■ Record list ■
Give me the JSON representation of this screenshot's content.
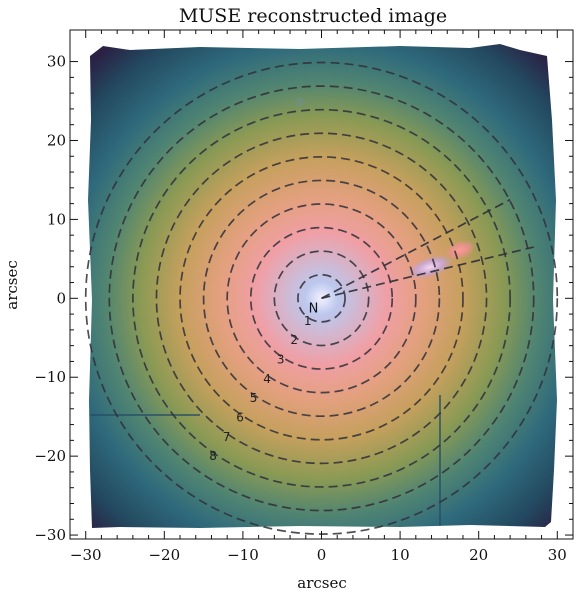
{
  "chart_data": {
    "type": "image",
    "title": "MUSE reconstructed image",
    "xlabel": "arcsec",
    "ylabel": "arcsec",
    "xlim": [
      -32,
      32
    ],
    "ylim": [
      -30.5,
      34
    ],
    "xticks": [
      -30,
      -20,
      -10,
      0,
      10,
      20,
      30
    ],
    "yticks": [
      -30,
      -20,
      -10,
      0,
      10,
      20,
      30
    ],
    "xtick_labels": [
      "−30",
      "−20",
      "−10",
      "0",
      "10",
      "20",
      "30"
    ],
    "ytick_labels": [
      "−30",
      "−20",
      "−10",
      "0",
      "10",
      "20",
      "30"
    ],
    "nucleus": {
      "label": "N",
      "x": 0,
      "y": 0
    },
    "rings": [
      {
        "label": "1",
        "radius": 3.0
      },
      {
        "label": "2",
        "radius": 6.0
      },
      {
        "label": "3",
        "radius": 9.0
      },
      {
        "label": "4",
        "radius": 12.0
      },
      {
        "label": "5",
        "radius": 15.0
      },
      {
        "label": "6",
        "radius": 18.0
      },
      {
        "label": "7",
        "radius": 21.0
      },
      {
        "label": "8",
        "radius": 24.0
      },
      {
        "label": "",
        "radius": 27.0
      },
      {
        "label": "",
        "radius": 30.0
      }
    ],
    "wedge": {
      "from": [
        0,
        0
      ],
      "to_upper": [
        24,
        12.5
      ],
      "to_lower": [
        27,
        6.5
      ]
    },
    "colormap_stops": [
      "#f4f1ff",
      "#bcc8ee",
      "#f09fa5",
      "#e3a07e",
      "#c5a05d",
      "#8a9a54",
      "#4f8472",
      "#2f6a7c",
      "#23485f",
      "#2a2144"
    ]
  }
}
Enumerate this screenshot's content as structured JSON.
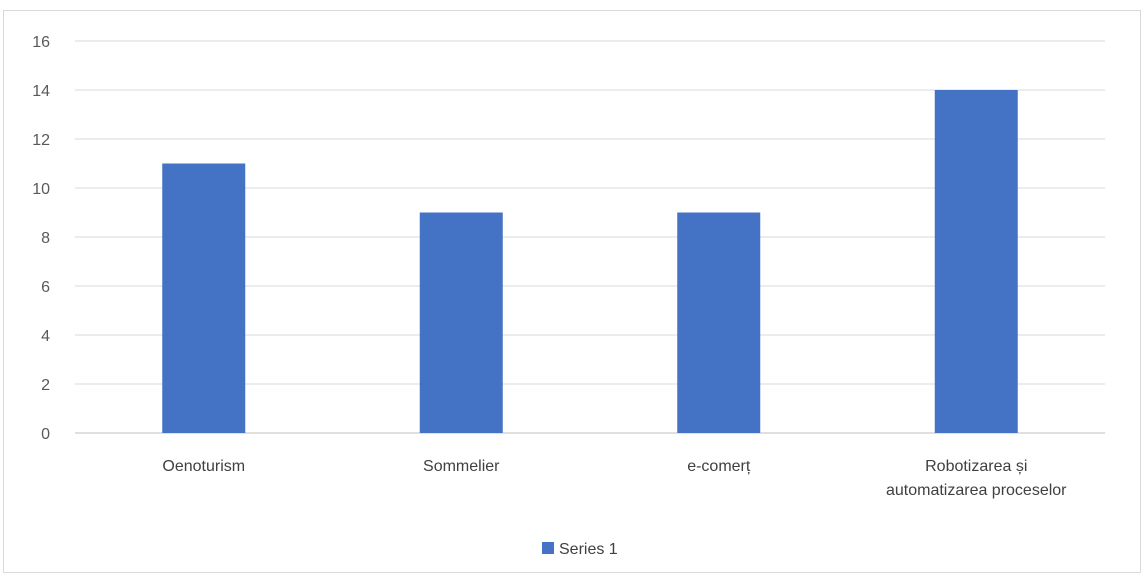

■ Required work ■
Provide the number of lines in the data above that contain the string "radius", and nothing else.

■ Complete output ■
10